Give only the lines from the one containing "Enumerate this screenshot's" through the end of the material below, exactly as written.

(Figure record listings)
>>
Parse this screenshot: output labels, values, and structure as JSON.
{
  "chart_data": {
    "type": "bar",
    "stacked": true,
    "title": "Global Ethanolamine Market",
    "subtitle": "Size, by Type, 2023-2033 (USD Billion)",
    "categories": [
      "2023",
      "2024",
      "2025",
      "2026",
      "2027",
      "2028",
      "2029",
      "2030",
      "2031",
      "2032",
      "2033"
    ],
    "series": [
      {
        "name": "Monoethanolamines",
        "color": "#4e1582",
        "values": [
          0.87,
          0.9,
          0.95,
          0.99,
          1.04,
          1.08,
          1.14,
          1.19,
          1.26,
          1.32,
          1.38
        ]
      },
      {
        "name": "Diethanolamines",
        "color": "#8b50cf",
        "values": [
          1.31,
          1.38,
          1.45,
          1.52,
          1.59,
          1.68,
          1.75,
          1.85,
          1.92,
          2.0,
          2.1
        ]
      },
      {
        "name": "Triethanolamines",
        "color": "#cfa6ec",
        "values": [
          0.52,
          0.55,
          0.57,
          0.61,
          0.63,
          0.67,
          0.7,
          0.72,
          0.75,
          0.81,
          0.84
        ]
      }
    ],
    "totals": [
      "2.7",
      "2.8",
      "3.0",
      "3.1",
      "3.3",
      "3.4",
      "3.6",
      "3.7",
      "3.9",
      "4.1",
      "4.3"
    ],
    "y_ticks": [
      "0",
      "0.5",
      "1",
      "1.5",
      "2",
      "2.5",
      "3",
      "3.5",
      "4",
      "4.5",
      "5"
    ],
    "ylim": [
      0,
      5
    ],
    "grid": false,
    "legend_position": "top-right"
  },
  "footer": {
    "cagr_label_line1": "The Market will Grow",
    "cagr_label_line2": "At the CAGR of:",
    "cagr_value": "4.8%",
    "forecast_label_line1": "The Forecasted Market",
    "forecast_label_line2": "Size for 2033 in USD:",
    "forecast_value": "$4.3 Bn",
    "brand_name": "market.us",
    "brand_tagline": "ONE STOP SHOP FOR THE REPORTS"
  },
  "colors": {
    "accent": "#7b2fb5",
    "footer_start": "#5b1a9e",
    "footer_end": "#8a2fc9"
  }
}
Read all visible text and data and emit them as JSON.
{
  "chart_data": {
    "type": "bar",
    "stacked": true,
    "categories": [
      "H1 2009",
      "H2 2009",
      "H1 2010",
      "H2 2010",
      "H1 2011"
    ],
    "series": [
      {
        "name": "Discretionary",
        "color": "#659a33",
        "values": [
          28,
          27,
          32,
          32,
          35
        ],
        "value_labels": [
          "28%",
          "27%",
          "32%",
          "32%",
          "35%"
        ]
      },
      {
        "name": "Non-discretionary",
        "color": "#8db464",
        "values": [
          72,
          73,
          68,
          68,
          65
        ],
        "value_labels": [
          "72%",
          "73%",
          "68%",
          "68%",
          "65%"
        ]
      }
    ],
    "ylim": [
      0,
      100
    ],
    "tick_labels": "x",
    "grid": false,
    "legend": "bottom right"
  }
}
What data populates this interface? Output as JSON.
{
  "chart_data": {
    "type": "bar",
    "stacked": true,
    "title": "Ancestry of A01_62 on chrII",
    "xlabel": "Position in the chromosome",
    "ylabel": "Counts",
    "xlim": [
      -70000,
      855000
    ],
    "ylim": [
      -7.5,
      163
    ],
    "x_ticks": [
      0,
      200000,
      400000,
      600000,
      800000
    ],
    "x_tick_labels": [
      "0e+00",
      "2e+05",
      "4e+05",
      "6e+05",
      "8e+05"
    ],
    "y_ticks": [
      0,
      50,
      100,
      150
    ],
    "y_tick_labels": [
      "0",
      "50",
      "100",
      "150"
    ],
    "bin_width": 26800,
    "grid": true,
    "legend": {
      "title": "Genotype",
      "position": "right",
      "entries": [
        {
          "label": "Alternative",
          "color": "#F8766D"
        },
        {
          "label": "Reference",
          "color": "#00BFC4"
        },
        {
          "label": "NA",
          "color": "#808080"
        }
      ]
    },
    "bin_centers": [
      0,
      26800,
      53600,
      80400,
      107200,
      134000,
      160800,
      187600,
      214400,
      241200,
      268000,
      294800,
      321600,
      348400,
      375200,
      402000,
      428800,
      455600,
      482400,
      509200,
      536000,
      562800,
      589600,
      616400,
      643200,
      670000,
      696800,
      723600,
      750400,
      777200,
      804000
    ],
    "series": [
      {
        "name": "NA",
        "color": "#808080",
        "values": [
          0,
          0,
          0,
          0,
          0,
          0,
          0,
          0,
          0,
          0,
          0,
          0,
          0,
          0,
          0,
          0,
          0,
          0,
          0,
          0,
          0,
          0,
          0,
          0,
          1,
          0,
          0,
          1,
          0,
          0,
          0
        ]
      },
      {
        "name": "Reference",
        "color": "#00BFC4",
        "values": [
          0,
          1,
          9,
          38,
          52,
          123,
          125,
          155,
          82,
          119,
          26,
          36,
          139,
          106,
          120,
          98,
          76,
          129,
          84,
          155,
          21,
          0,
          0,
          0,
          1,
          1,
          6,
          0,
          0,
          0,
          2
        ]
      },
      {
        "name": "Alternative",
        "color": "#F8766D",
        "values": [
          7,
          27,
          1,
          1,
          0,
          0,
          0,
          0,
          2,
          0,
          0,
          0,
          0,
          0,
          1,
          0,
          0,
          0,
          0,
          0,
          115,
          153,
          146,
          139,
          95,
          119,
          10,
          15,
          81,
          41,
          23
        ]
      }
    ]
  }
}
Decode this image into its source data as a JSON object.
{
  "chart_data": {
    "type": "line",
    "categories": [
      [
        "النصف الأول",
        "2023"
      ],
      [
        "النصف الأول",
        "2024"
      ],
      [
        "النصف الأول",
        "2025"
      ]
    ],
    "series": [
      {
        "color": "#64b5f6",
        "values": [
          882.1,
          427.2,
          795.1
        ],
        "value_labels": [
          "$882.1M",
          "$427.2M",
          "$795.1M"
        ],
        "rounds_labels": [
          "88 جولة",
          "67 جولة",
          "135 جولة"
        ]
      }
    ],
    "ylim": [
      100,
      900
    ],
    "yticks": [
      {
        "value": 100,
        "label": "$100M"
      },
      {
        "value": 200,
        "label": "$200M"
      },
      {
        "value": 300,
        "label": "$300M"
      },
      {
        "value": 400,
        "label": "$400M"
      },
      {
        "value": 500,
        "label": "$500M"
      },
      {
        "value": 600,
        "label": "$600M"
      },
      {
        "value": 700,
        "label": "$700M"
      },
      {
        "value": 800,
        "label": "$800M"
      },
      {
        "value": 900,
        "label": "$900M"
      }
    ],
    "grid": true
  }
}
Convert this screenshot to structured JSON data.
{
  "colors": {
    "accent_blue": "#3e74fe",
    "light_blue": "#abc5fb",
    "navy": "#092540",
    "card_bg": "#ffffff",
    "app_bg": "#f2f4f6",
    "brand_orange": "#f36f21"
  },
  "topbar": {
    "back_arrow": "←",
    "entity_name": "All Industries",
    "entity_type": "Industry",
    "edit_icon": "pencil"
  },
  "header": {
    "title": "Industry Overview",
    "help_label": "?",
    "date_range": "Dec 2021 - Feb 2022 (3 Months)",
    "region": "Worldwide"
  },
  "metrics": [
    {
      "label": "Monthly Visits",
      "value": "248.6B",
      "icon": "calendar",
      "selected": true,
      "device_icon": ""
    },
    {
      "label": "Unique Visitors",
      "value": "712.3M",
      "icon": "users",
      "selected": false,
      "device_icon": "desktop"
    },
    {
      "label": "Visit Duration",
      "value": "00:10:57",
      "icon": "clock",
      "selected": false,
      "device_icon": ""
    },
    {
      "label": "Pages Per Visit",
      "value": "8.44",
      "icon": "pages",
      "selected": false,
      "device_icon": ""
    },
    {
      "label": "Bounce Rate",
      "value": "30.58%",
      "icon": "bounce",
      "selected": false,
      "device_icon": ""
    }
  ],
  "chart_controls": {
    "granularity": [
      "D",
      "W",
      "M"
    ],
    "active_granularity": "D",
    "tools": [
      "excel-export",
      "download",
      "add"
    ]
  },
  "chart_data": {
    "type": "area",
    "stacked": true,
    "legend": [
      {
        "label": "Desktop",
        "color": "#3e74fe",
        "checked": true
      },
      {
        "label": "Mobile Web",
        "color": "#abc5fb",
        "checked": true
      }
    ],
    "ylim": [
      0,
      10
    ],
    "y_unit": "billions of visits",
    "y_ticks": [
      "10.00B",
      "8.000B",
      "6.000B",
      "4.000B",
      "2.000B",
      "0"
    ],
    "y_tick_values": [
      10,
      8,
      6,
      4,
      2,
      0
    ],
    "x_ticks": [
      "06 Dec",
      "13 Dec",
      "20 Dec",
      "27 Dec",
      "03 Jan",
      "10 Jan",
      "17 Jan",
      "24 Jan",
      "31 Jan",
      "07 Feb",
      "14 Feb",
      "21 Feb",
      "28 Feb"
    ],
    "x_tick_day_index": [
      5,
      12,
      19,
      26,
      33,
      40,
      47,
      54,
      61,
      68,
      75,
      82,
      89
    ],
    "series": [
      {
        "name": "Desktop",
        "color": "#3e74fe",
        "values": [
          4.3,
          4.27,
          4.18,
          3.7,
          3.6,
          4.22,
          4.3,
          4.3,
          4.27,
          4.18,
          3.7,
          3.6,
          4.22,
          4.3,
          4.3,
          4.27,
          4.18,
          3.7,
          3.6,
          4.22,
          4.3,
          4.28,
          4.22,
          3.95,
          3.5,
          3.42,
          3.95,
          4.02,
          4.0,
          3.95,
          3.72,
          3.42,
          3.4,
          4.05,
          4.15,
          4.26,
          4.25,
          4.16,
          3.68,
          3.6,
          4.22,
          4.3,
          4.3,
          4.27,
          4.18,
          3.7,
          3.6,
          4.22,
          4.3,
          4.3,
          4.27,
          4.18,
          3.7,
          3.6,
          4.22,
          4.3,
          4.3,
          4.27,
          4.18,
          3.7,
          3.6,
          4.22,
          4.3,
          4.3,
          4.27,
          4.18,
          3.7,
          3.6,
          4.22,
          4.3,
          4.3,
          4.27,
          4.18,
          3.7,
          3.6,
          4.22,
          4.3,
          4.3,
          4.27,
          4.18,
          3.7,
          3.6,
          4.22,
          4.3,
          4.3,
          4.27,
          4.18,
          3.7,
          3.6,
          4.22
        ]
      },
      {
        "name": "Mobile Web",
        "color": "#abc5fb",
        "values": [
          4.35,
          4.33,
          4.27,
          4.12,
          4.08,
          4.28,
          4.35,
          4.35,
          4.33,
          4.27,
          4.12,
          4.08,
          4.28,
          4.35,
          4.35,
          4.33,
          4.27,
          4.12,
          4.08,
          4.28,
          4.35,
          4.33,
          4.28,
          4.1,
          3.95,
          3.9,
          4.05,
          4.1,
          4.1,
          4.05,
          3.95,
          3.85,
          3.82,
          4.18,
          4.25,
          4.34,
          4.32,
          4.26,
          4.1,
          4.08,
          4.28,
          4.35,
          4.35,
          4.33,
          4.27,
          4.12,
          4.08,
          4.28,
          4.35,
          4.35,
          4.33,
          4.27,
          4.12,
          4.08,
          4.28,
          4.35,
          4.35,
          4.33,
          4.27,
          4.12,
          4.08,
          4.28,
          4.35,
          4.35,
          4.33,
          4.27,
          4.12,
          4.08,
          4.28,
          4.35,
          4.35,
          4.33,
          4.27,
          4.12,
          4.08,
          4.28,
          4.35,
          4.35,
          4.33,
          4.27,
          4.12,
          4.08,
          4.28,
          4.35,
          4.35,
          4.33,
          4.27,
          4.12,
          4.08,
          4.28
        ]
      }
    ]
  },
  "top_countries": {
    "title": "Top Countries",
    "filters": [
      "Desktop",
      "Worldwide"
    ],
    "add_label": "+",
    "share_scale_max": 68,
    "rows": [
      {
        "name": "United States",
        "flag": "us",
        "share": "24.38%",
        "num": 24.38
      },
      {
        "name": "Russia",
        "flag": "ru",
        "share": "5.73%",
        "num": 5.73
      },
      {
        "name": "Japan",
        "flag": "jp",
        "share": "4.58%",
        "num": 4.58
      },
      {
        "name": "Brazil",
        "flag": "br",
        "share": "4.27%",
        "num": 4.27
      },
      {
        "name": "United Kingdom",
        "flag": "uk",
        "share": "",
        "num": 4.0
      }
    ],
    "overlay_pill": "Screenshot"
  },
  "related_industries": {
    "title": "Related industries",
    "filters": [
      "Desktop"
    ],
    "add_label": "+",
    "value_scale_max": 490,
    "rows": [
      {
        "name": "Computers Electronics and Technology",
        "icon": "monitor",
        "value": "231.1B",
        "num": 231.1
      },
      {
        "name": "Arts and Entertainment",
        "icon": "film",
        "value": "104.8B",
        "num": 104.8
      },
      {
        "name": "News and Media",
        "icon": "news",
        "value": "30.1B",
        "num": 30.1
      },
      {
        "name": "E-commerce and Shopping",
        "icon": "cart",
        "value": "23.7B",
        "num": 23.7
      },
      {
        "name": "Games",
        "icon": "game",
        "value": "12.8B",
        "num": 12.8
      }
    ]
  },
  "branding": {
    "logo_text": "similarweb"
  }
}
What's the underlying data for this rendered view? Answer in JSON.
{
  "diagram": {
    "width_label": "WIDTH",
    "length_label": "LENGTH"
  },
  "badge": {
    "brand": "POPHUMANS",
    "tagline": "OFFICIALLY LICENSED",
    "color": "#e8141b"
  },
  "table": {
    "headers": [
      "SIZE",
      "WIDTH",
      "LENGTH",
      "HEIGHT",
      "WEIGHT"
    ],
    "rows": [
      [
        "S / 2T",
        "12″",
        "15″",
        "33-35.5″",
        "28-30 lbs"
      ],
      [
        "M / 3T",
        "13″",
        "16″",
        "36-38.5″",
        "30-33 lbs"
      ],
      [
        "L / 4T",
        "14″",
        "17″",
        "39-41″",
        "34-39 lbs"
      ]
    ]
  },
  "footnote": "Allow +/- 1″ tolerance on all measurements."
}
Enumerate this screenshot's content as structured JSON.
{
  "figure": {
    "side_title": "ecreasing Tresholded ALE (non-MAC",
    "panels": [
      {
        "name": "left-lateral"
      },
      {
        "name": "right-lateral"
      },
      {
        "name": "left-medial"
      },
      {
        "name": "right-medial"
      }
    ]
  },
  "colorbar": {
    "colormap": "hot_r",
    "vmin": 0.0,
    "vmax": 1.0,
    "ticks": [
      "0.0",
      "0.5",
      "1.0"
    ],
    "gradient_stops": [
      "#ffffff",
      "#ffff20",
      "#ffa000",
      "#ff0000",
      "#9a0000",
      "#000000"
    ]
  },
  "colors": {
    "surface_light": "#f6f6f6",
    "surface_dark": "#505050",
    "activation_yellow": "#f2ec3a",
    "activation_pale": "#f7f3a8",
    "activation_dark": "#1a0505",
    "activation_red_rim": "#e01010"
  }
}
<<
● Solution to this exercise
Enumerate this screenshot's content as structured JSON.
{
  "figure": {
    "side_title": "ecreasing Tresholded ALE (non-MAC",
    "panels": [
      {
        "name": "left-lateral"
      },
      {
        "name": "right-lateral"
      },
      {
        "name": "left-medial"
      },
      {
        "name": "right-medial"
      }
    ]
  },
  "colorbar": {
    "colormap": "hot_r",
    "vmin": 0.0,
    "vmax": 1.0,
    "ticks": [
      "0.0",
      "0.5",
      "1.0"
    ],
    "gradient_stops": [
      "#ffffff",
      "#ffff20",
      "#ffa000",
      "#ff0000",
      "#9a0000",
      "#000000"
    ]
  },
  "colors": {
    "surface_light": "#f6f6f6",
    "surface_dark": "#505050",
    "activation_yellow": "#f2ec3a",
    "activation_pale": "#f7f3a8",
    "activation_dark": "#1a0505",
    "activation_red_rim": "#e01010"
  }
}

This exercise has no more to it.